*Task to complete*. Using the entries that follow, collect the lines where the word "this" appears.

[Rows from a figure dataset]

========================

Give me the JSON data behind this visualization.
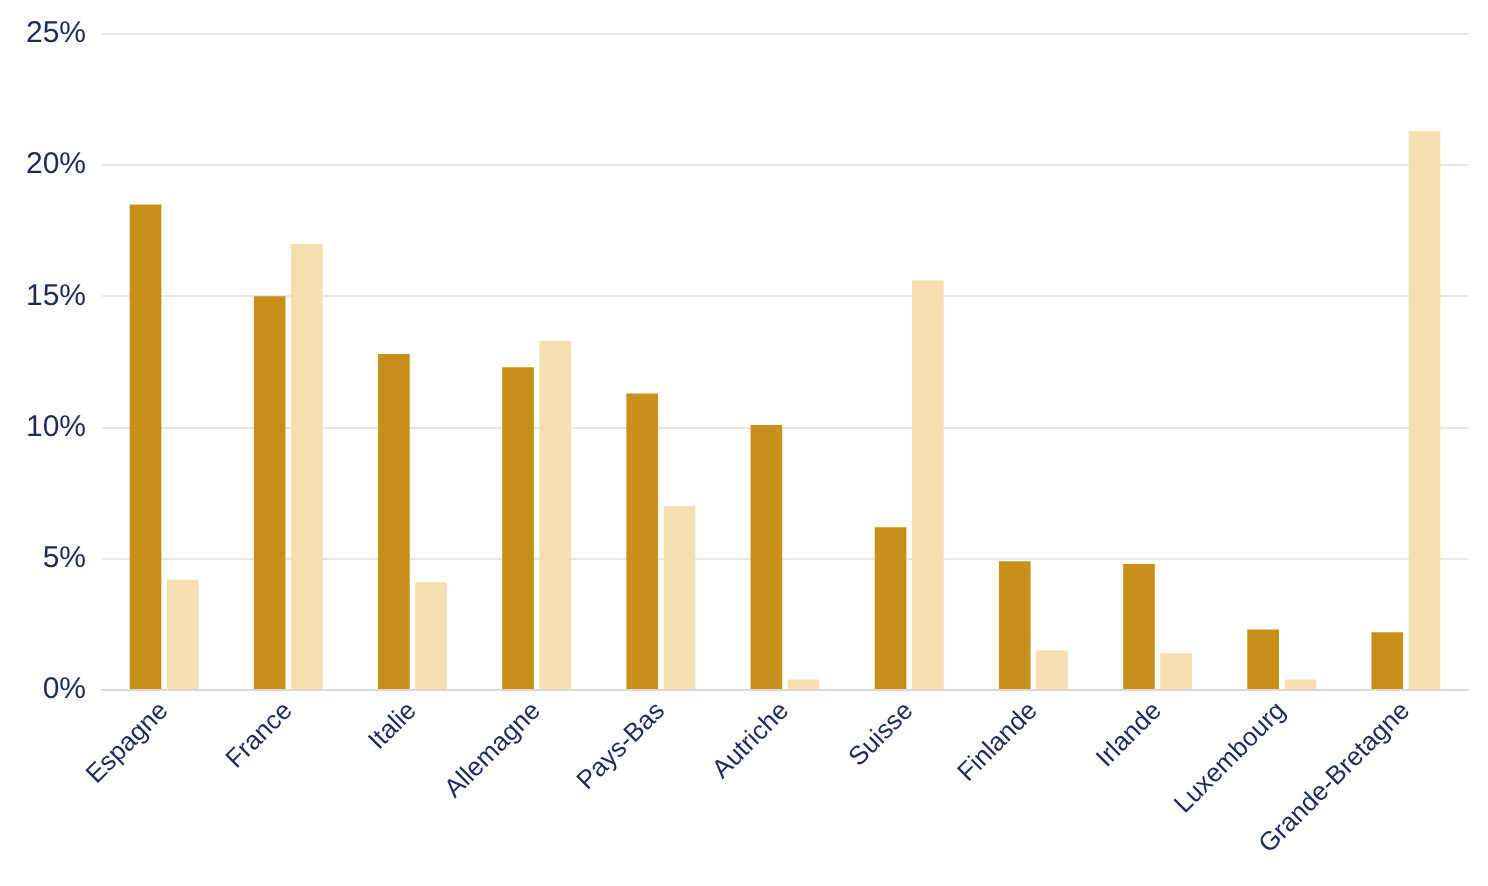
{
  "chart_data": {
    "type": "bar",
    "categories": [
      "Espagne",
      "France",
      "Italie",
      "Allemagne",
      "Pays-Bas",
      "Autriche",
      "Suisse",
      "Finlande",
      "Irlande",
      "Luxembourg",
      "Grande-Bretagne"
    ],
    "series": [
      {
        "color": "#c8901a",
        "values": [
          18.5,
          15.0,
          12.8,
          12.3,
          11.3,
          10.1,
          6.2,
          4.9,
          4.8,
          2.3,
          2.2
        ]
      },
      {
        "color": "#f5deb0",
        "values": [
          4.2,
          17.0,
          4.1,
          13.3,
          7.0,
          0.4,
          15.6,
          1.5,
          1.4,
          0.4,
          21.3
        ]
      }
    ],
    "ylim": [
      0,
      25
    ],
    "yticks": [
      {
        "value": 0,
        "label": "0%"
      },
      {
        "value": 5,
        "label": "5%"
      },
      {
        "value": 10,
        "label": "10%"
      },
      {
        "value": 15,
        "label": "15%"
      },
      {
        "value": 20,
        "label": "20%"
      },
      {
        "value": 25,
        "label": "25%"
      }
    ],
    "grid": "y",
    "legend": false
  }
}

========================

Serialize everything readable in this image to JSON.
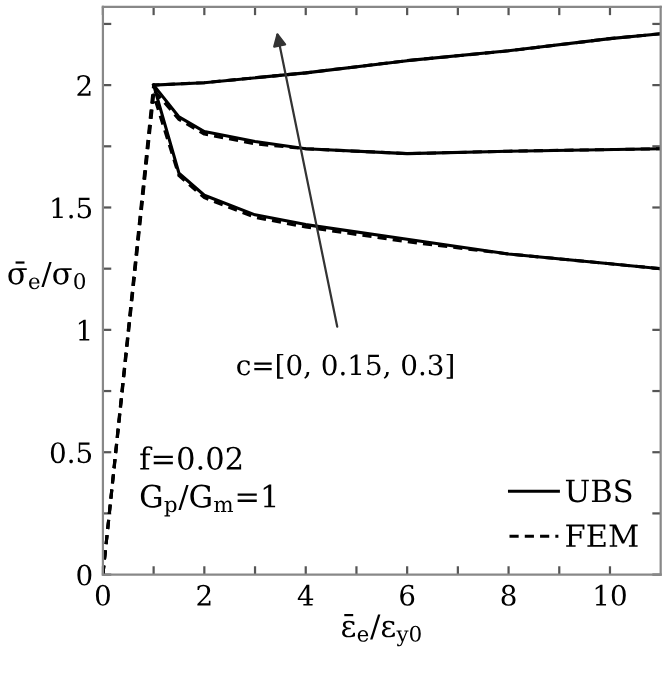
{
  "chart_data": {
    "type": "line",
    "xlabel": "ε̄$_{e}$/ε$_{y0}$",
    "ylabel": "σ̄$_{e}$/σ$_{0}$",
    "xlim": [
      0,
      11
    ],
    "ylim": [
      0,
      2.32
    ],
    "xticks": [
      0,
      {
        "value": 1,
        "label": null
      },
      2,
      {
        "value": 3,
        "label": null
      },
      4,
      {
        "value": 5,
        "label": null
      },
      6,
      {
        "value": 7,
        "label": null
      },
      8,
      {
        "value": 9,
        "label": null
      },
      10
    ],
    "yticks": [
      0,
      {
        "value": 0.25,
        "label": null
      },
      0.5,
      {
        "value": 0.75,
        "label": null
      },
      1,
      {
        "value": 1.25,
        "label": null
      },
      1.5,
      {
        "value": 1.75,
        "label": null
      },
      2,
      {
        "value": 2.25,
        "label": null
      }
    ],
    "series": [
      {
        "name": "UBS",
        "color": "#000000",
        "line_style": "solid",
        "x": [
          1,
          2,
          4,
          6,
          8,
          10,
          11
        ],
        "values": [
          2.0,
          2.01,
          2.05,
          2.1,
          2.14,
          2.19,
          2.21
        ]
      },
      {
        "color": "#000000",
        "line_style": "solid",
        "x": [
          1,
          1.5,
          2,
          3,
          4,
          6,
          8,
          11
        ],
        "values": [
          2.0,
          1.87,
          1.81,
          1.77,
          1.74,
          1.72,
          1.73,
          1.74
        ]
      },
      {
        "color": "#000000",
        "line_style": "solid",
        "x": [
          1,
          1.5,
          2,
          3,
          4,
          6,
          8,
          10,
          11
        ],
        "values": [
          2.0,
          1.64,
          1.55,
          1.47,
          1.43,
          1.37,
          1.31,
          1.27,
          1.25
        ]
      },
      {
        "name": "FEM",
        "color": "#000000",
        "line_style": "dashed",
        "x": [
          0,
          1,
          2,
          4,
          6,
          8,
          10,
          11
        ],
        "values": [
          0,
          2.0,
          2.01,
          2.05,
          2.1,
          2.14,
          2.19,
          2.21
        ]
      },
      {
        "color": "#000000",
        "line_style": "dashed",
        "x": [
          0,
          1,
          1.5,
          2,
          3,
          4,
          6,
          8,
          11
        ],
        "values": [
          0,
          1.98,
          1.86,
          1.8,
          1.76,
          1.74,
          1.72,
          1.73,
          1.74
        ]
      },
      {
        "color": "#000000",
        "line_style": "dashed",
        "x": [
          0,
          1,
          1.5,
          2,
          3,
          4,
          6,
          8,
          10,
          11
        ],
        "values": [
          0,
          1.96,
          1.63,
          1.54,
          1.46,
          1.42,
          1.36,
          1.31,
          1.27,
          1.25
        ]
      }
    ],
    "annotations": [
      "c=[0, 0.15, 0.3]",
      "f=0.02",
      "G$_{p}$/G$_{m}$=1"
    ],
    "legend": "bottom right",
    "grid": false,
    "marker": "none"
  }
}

========================

*Full solution*.
Give me the JSON data behind this visualization.
Serialize everything readable in this image to JSON.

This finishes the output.